Extract each record and reproduce it exactly.

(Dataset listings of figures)
━━━━━━
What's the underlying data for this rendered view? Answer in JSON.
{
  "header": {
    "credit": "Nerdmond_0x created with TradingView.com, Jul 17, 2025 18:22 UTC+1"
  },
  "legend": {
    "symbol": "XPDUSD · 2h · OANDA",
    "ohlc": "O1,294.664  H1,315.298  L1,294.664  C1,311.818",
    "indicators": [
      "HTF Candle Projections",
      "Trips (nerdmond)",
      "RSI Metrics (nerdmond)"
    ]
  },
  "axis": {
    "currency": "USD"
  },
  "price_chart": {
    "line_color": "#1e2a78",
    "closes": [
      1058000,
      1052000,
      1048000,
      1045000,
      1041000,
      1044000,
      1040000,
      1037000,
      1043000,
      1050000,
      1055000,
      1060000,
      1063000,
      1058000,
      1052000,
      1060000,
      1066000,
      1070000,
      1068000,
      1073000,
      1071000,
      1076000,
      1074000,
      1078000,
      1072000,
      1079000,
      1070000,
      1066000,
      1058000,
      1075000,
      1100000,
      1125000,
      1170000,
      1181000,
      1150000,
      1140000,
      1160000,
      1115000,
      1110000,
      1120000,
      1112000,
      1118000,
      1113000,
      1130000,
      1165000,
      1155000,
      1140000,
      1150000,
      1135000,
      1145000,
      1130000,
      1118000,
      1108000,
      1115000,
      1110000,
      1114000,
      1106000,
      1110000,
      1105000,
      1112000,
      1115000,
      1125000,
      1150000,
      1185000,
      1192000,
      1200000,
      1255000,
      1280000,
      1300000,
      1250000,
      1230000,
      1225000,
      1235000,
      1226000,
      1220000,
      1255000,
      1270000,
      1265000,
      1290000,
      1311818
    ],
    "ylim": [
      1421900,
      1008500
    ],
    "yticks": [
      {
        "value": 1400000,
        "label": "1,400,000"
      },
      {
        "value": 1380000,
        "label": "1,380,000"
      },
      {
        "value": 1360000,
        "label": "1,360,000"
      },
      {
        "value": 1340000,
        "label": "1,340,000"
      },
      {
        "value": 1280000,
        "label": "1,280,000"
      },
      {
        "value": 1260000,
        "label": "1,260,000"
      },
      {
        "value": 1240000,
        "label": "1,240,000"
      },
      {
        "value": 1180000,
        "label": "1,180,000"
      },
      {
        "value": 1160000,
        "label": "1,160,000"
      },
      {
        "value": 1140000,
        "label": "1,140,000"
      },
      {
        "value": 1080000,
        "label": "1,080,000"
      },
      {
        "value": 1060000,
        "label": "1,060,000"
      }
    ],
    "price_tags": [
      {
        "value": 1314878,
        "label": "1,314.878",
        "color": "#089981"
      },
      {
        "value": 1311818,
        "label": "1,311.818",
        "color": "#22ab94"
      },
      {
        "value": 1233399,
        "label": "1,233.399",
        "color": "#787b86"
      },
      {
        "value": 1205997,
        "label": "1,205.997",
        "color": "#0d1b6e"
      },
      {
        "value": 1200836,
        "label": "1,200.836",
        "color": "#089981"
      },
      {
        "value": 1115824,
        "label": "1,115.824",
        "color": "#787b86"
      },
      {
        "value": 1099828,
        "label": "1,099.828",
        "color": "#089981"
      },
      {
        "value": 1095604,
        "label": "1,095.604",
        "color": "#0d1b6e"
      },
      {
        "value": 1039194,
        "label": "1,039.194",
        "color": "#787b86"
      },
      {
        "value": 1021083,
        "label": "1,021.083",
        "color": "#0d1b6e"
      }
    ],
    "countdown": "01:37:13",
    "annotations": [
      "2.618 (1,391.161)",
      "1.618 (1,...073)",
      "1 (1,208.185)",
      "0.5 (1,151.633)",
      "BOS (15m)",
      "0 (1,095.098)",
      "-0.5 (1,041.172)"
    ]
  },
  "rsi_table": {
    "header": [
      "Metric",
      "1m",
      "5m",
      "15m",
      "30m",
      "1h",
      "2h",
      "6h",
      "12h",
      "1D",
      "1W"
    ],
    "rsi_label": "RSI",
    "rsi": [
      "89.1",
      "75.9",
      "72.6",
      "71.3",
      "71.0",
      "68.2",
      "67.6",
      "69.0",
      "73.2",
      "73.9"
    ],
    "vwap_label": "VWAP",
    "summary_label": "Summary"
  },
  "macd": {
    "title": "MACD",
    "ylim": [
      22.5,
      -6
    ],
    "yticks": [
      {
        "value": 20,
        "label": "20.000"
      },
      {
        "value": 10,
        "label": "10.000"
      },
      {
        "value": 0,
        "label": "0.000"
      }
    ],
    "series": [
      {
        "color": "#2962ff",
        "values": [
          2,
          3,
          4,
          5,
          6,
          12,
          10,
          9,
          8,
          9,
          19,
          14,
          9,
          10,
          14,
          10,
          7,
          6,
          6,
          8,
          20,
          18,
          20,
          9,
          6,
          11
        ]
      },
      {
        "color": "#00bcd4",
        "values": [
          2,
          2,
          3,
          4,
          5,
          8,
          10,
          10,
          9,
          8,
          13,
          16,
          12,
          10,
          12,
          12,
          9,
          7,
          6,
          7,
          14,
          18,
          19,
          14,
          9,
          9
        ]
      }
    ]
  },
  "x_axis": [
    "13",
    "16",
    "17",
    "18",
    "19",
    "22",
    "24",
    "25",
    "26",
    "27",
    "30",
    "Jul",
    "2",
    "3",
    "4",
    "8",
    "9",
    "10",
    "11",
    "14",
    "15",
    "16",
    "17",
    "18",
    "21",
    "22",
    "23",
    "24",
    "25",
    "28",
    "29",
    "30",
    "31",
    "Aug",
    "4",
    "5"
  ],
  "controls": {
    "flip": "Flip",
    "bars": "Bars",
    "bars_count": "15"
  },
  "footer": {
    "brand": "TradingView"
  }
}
━━━━━━
### Reply
What's the underlying data for this rendered view? Answer in JSON.
{
  "header": {
    "credit": "Nerdmond_0x created with TradingView.com, Jul 17, 2025 18:22 UTC+1"
  },
  "legend": {
    "symbol": "XPDUSD · 2h · OANDA",
    "ohlc": "O1,294.664  H1,315.298  L1,294.664  C1,311.818",
    "indicators": [
      "HTF Candle Projections",
      "Trips (nerdmond)",
      "RSI Metrics (nerdmond)"
    ]
  },
  "axis": {
    "currency": "USD"
  },
  "price_chart": {
    "line_color": "#1e2a78",
    "closes": [
      1058000,
      1052000,
      1048000,
      1045000,
      1041000,
      1044000,
      1040000,
      1037000,
      1043000,
      1050000,
      1055000,
      1060000,
      1063000,
      1058000,
      1052000,
      1060000,
      1066000,
      1070000,
      1068000,
      1073000,
      1071000,
      1076000,
      1074000,
      1078000,
      1072000,
      1079000,
      1070000,
      1066000,
      1058000,
      1075000,
      1100000,
      1125000,
      1170000,
      1181000,
      1150000,
      1140000,
      1160000,
      1115000,
      1110000,
      1120000,
      1112000,
      1118000,
      1113000,
      1130000,
      1165000,
      1155000,
      1140000,
      1150000,
      1135000,
      1145000,
      1130000,
      1118000,
      1108000,
      1115000,
      1110000,
      1114000,
      1106000,
      1110000,
      1105000,
      1112000,
      1115000,
      1125000,
      1150000,
      1185000,
      1192000,
      1200000,
      1255000,
      1280000,
      1300000,
      1250000,
      1230000,
      1225000,
      1235000,
      1226000,
      1220000,
      1255000,
      1270000,
      1265000,
      1290000,
      1311818
    ],
    "ylim": [
      1421900,
      1008500
    ],
    "yticks": [
      {
        "value": 1400000,
        "label": "1,400,000"
      },
      {
        "value": 1380000,
        "label": "1,380,000"
      },
      {
        "value": 1360000,
        "label": "1,360,000"
      },
      {
        "value": 1340000,
        "label": "1,340,000"
      },
      {
        "value": 1280000,
        "label": "1,280,000"
      },
      {
        "value": 1260000,
        "label": "1,260,000"
      },
      {
        "value": 1240000,
        "label": "1,240,000"
      },
      {
        "value": 1180000,
        "label": "1,180,000"
      },
      {
        "value": 1160000,
        "label": "1,160,000"
      },
      {
        "value": 1140000,
        "label": "1,140,000"
      },
      {
        "value": 1080000,
        "label": "1,080,000"
      },
      {
        "value": 1060000,
        "label": "1,060,000"
      }
    ],
    "price_tags": [
      {
        "value": 1314878,
        "label": "1,314.878",
        "color": "#089981"
      },
      {
        "value": 1311818,
        "label": "1,311.818",
        "color": "#22ab94"
      },
      {
        "value": 1233399,
        "label": "1,233.399",
        "color": "#787b86"
      },
      {
        "value": 1205997,
        "label": "1,205.997",
        "color": "#0d1b6e"
      },
      {
        "value": 1200836,
        "label": "1,200.836",
        "color": "#089981"
      },
      {
        "value": 1115824,
        "label": "1,115.824",
        "color": "#787b86"
      },
      {
        "value": 1099828,
        "label": "1,099.828",
        "color": "#089981"
      },
      {
        "value": 1095604,
        "label": "1,095.604",
        "color": "#0d1b6e"
      },
      {
        "value": 1039194,
        "label": "1,039.194",
        "color": "#787b86"
      },
      {
        "value": 1021083,
        "label": "1,021.083",
        "color": "#0d1b6e"
      }
    ],
    "countdown": "01:37:13",
    "annotations": [
      "2.618 (1,391.161)",
      "1.618 (1,...073)",
      "1 (1,208.185)",
      "0.5 (1,151.633)",
      "BOS (15m)",
      "0 (1,095.098)",
      "-0.5 (1,041.172)"
    ]
  },
  "rsi_table": {
    "header": [
      "Metric",
      "1m",
      "5m",
      "15m",
      "30m",
      "1h",
      "2h",
      "6h",
      "12h",
      "1D",
      "1W"
    ],
    "rsi_label": "RSI",
    "rsi": [
      "89.1",
      "75.9",
      "72.6",
      "71.3",
      "71.0",
      "68.2",
      "67.6",
      "69.0",
      "73.2",
      "73.9"
    ],
    "vwap_label": "VWAP",
    "summary_label": "Summary"
  },
  "macd": {
    "title": "MACD",
    "ylim": [
      22.5,
      -6
    ],
    "yticks": [
      {
        "value": 20,
        "label": "20.000"
      },
      {
        "value": 10,
        "label": "10.000"
      },
      {
        "value": 0,
        "label": "0.000"
      }
    ],
    "series": [
      {
        "color": "#2962ff",
        "values": [
          2,
          3,
          4,
          5,
          6,
          12,
          10,
          9,
          8,
          9,
          19,
          14,
          9,
          10,
          14,
          10,
          7,
          6,
          6,
          8,
          20,
          18,
          20,
          9,
          6,
          11
        ]
      },
      {
        "color": "#00bcd4",
        "values": [
          2,
          2,
          3,
          4,
          5,
          8,
          10,
          10,
          9,
          8,
          13,
          16,
          12,
          10,
          12,
          12,
          9,
          7,
          6,
          7,
          14,
          18,
          19,
          14,
          9,
          9
        ]
      }
    ]
  },
  "x_axis": [
    "13",
    "16",
    "17",
    "18",
    "19",
    "22",
    "24",
    "25",
    "26",
    "27",
    "30",
    "Jul",
    "2",
    "3",
    "4",
    "8",
    "9",
    "10",
    "11",
    "14",
    "15",
    "16",
    "17",
    "18",
    "21",
    "22",
    "23",
    "24",
    "25",
    "28",
    "29",
    "30",
    "31",
    "Aug",
    "4",
    "5"
  ],
  "controls": {
    "flip": "Flip",
    "bars": "Bars",
    "bars_count": "15"
  },
  "footer": {
    "brand": "TradingView"
  }
}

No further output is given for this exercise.